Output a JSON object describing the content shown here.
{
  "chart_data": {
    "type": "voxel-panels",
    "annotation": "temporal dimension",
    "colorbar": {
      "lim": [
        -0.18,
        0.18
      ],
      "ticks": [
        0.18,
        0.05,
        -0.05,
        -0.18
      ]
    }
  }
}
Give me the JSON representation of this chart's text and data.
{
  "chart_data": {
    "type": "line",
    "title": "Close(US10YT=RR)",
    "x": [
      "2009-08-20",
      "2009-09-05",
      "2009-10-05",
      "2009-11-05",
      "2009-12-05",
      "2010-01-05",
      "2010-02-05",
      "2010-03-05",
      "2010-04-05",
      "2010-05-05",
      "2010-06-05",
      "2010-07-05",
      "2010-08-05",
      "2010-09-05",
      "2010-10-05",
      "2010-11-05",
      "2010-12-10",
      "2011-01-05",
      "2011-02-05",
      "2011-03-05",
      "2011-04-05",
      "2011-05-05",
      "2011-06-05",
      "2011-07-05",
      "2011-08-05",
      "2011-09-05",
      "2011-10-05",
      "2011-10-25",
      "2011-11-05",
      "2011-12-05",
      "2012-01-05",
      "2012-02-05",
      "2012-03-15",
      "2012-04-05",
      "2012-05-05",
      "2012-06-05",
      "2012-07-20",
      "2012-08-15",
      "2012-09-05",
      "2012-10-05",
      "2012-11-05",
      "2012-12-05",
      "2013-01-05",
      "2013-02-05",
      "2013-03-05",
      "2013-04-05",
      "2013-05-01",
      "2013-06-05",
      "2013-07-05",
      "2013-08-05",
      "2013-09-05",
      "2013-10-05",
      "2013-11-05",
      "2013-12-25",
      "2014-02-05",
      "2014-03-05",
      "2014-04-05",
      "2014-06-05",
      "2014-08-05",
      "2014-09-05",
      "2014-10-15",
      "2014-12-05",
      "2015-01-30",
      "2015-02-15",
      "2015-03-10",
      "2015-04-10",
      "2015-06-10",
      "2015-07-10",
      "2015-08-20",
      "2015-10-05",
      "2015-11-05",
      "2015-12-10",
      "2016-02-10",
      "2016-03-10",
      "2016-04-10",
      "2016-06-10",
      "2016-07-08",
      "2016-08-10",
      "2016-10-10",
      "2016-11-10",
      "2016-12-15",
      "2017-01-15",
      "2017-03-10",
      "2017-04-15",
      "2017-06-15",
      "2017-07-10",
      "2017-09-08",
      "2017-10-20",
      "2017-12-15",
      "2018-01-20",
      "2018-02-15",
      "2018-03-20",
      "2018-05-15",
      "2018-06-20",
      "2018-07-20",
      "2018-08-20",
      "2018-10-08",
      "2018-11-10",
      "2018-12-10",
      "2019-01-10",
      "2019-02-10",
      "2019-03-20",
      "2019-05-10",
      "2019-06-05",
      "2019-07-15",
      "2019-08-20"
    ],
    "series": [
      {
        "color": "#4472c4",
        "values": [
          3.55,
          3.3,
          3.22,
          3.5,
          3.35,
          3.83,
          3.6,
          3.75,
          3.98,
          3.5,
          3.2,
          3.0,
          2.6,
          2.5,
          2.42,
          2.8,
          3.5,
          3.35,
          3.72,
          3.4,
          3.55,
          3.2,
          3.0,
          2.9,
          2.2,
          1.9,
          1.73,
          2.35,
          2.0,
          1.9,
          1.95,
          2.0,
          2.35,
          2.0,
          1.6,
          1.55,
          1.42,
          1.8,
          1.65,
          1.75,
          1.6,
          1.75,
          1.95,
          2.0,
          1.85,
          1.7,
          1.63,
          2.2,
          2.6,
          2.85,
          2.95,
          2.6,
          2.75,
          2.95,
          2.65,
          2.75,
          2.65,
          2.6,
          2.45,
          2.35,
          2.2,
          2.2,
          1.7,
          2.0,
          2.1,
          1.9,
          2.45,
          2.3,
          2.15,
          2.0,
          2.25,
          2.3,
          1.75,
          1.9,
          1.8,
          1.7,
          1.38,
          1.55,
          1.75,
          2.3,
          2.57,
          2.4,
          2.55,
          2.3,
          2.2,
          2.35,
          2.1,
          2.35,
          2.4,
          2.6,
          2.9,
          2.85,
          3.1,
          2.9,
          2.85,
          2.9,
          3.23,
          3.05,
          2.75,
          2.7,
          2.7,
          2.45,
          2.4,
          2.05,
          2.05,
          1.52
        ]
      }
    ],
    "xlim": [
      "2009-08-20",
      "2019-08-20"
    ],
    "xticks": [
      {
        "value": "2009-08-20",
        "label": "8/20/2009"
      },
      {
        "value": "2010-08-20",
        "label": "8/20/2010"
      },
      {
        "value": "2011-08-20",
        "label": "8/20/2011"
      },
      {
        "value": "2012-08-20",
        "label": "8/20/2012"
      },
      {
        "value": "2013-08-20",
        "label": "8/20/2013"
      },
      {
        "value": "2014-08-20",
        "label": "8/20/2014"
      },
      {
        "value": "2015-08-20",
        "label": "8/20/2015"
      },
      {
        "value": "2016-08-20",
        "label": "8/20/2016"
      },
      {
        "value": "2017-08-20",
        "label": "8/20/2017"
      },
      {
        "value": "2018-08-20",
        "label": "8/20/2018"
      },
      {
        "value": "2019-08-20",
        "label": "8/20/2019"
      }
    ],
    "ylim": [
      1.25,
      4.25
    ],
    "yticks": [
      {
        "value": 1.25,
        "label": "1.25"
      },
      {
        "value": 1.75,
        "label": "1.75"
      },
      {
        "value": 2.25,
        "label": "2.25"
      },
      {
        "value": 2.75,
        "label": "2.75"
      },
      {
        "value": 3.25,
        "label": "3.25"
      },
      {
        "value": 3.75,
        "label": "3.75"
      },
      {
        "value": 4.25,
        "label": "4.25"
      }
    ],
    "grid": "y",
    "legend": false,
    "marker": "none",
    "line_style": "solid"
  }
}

* _Exercise goal_:
Copy out every line of the data that includes the word "JSON".

* _Exercise response_:
Output a JSON object describing the content shown here.
Give me the JSON representation of this chart's text and data.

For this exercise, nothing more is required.